▶ _Given task_: In the listing that follows, count each line containing the string "Tense" and report only the count.

(Stored items)
○ ○ ○ ○ ○
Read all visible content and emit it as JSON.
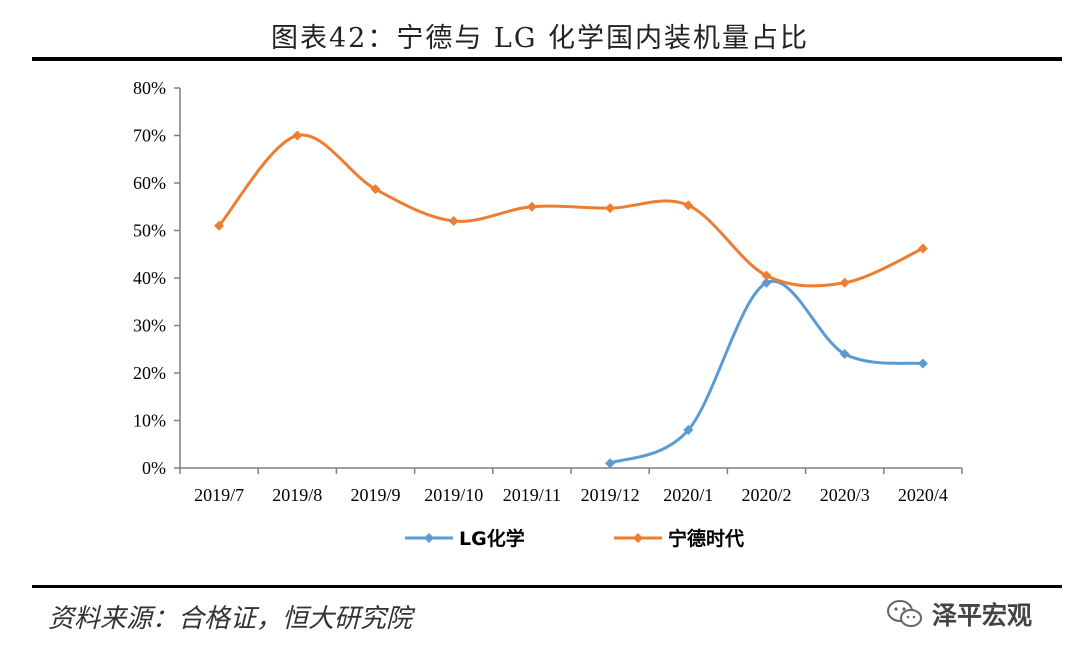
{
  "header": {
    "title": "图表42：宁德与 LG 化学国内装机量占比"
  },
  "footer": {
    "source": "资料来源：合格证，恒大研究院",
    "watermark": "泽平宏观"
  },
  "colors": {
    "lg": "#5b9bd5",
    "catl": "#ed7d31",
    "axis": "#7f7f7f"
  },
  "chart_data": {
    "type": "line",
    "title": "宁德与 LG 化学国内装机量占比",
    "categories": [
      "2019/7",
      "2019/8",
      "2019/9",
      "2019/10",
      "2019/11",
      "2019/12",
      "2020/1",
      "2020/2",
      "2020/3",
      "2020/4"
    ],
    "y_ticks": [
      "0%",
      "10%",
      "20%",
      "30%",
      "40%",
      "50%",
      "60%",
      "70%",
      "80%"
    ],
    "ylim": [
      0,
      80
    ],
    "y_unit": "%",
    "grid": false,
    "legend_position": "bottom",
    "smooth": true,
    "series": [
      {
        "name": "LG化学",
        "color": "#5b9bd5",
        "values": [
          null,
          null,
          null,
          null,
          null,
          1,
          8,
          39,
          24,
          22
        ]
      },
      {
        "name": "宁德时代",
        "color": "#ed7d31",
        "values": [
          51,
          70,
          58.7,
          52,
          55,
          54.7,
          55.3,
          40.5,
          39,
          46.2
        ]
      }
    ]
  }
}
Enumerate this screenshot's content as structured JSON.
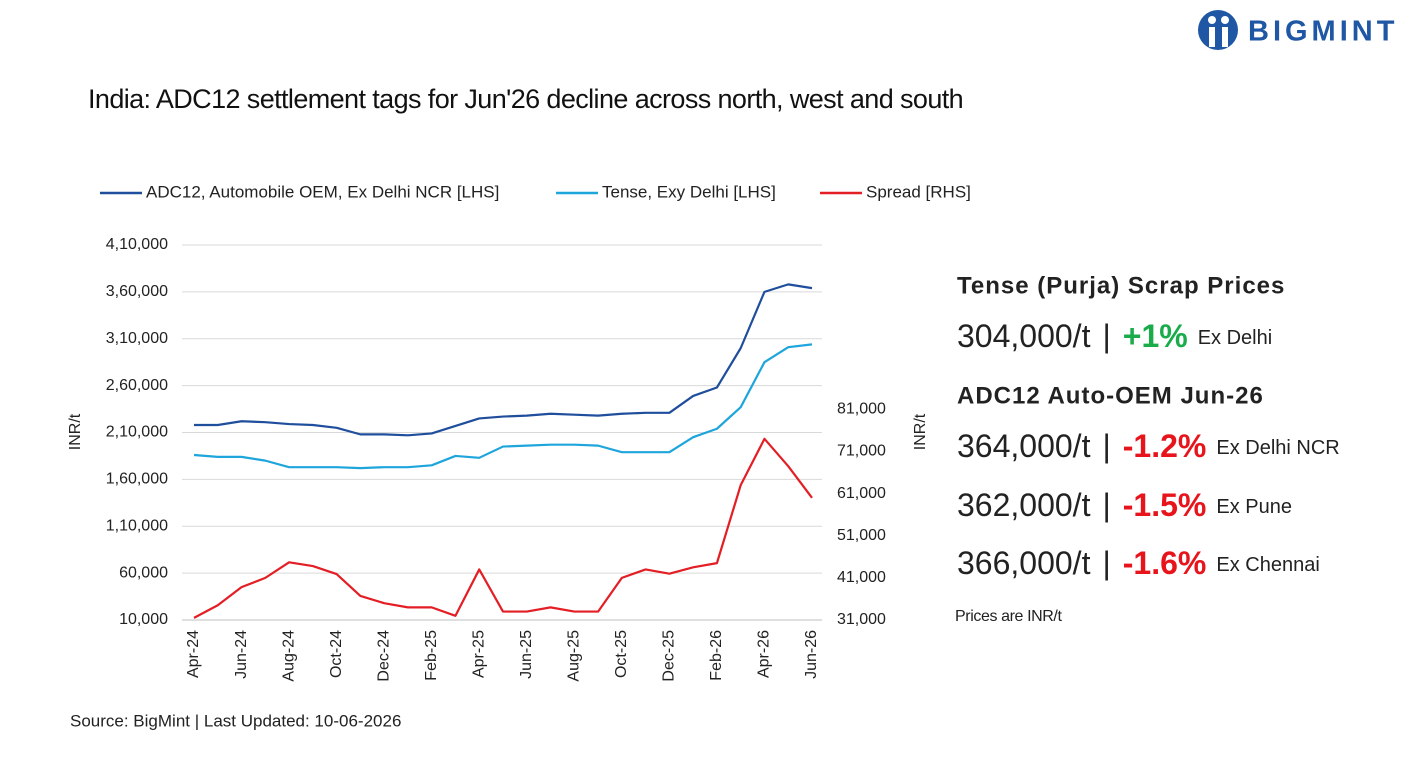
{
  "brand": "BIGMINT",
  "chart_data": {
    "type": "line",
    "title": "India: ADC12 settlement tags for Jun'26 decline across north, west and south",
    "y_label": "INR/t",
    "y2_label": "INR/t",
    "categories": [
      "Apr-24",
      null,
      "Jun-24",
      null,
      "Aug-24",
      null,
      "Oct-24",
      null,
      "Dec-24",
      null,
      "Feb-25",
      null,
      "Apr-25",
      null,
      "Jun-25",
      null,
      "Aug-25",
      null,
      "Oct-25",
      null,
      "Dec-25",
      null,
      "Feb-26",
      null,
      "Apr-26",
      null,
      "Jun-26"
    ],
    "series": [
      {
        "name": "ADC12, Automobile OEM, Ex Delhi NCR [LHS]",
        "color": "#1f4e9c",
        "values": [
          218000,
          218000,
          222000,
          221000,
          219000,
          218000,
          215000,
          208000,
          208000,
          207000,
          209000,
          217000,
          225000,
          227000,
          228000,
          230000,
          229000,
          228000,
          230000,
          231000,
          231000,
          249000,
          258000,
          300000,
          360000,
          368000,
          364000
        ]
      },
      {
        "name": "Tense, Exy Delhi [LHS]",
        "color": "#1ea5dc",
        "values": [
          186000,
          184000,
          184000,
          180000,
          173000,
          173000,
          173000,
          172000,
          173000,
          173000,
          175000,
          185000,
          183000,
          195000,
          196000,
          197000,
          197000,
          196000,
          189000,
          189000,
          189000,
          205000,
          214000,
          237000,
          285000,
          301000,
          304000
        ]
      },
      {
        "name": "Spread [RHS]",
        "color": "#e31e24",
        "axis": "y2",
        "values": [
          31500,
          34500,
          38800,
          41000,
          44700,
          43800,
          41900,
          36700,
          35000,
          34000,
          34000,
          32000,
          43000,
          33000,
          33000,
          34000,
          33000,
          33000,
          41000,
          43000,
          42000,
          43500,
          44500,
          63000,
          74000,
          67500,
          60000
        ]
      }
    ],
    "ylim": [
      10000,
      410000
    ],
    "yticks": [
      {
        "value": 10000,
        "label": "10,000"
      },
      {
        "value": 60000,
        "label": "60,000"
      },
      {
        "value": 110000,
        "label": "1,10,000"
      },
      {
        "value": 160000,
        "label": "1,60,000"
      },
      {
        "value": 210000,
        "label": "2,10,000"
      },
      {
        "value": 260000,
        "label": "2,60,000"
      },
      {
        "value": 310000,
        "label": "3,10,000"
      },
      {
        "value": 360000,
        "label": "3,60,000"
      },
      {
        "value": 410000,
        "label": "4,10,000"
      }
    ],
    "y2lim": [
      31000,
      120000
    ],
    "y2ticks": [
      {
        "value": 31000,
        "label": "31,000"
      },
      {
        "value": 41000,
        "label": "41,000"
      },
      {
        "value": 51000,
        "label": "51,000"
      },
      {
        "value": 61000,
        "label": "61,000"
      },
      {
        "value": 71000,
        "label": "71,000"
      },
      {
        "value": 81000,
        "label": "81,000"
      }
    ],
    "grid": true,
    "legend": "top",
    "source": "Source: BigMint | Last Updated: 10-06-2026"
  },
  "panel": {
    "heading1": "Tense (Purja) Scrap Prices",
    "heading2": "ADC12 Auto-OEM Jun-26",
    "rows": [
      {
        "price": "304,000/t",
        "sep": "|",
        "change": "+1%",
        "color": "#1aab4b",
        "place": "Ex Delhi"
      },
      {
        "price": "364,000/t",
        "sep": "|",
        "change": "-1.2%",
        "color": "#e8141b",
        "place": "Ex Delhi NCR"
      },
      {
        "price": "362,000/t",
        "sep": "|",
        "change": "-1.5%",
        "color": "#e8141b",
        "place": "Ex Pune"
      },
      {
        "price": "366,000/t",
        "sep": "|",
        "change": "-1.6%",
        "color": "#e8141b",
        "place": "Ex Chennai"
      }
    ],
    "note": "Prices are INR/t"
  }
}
○ ○ ○ ○ ○
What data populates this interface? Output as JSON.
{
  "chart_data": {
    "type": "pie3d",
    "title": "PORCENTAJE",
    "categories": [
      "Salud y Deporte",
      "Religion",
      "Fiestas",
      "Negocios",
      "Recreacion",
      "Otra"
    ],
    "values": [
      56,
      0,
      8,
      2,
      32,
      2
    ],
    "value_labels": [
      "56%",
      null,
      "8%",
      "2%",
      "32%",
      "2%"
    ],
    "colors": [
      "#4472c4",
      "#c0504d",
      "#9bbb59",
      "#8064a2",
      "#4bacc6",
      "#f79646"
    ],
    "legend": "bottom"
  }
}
○ ○ ○ ○ ○
▶ _Exercise solution_: 2